* TASK PROMPT *
Keep only those lines of the records that include the string "content".

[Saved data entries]
►
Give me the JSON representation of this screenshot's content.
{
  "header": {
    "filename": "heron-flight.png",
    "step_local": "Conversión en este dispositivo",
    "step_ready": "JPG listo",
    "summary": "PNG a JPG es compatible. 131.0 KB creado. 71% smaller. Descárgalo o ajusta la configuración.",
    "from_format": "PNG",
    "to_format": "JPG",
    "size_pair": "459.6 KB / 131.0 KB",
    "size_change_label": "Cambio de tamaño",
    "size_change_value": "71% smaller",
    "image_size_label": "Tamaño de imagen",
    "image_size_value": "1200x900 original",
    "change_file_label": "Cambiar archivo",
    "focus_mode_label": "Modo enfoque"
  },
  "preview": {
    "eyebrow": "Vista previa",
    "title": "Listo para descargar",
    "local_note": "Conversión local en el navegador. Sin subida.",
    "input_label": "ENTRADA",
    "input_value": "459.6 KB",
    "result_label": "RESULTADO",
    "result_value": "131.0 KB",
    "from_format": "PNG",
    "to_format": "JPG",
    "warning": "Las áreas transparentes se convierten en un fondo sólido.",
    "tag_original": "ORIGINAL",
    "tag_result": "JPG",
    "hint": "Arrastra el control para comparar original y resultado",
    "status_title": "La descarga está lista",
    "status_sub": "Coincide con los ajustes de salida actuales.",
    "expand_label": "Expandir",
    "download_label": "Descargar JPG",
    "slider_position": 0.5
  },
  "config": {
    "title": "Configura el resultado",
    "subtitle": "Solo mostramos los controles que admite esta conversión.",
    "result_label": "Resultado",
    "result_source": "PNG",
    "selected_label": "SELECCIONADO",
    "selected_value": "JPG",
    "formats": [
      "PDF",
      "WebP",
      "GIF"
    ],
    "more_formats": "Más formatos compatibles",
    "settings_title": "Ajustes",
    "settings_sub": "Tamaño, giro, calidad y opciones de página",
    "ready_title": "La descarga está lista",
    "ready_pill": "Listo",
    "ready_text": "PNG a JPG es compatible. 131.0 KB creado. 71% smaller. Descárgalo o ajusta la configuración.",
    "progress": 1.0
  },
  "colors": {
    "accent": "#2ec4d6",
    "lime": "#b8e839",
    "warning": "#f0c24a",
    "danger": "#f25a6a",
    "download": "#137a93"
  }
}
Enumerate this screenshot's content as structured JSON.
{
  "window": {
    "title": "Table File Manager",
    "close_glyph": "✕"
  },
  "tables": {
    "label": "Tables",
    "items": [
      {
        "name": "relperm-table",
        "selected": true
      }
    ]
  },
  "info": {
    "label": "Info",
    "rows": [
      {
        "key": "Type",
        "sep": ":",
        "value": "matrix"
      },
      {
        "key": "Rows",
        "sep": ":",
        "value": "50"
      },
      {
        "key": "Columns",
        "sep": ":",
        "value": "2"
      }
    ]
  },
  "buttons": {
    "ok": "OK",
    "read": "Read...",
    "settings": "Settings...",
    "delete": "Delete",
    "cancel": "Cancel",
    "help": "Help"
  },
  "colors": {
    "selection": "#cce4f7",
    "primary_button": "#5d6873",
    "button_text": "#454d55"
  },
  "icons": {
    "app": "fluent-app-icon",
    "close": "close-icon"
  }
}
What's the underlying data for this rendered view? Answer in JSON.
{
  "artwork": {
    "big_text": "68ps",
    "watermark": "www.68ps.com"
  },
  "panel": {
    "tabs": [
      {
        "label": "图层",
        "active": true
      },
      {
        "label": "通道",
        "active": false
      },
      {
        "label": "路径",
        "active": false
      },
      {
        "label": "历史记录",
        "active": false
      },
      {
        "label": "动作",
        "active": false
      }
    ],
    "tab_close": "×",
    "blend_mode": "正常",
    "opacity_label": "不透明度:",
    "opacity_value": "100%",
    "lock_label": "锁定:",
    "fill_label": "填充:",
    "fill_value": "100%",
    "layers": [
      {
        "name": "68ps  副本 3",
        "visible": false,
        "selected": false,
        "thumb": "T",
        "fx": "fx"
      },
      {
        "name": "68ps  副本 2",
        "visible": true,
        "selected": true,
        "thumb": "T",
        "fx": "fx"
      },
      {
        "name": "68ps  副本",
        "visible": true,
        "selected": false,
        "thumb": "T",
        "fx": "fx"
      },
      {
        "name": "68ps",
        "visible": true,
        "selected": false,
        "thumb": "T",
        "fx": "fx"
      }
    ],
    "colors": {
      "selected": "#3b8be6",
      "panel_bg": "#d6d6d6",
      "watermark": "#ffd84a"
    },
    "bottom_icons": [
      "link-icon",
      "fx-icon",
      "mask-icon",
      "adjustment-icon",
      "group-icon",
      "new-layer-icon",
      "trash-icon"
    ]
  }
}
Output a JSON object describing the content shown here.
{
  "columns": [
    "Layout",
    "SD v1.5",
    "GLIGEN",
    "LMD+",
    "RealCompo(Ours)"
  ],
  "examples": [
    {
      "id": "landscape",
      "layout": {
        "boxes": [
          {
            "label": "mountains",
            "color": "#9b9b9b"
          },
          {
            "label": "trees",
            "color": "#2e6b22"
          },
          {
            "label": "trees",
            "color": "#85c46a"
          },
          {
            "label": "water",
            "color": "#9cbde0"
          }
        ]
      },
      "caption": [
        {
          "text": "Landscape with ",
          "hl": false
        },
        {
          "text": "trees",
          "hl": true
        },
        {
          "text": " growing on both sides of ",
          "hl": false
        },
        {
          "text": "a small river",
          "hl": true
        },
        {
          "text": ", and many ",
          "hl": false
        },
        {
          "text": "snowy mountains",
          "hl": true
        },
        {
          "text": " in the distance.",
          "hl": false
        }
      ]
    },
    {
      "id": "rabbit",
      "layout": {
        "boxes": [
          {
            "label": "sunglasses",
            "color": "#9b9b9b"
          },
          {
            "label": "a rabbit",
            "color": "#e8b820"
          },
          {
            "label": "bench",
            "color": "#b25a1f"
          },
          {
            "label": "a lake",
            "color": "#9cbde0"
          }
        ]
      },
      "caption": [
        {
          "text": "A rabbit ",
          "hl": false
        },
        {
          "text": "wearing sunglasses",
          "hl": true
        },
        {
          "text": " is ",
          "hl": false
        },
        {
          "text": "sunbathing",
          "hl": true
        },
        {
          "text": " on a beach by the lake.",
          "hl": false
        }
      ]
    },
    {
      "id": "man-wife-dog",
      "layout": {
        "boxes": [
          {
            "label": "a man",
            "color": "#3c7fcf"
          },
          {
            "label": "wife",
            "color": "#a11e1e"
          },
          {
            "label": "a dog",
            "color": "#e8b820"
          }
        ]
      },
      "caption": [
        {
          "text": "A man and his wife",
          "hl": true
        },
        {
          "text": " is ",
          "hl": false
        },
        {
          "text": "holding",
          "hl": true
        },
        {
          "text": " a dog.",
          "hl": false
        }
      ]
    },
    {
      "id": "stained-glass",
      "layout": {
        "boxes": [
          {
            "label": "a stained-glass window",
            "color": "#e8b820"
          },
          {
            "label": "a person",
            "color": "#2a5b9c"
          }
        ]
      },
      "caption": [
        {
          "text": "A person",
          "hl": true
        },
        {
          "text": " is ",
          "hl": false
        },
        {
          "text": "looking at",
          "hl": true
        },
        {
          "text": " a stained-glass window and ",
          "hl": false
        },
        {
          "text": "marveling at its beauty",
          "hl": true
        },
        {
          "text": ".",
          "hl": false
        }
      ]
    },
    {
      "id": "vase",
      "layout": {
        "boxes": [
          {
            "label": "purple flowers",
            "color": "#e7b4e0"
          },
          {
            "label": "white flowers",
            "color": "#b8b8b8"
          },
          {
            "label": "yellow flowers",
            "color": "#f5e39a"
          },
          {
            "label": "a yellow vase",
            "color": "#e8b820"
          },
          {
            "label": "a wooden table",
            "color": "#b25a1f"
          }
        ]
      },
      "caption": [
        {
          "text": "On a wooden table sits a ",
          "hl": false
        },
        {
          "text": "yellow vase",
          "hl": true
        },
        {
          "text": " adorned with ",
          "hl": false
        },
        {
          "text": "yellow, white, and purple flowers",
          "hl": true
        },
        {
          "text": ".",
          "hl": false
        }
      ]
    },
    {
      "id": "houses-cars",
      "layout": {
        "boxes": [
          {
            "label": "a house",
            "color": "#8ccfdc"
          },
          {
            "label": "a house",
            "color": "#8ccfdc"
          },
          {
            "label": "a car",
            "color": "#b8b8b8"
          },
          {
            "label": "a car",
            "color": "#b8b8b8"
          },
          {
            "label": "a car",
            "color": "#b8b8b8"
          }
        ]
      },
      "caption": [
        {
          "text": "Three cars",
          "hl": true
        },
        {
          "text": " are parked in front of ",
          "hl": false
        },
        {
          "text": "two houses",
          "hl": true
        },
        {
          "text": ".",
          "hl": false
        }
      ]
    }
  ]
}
◄
* TASK SOLUTION *
Give me the JSON representation of this screenshot's content.
Enumerate this screenshot's content as structured JSON.
Output a JSON object describing the content shown here.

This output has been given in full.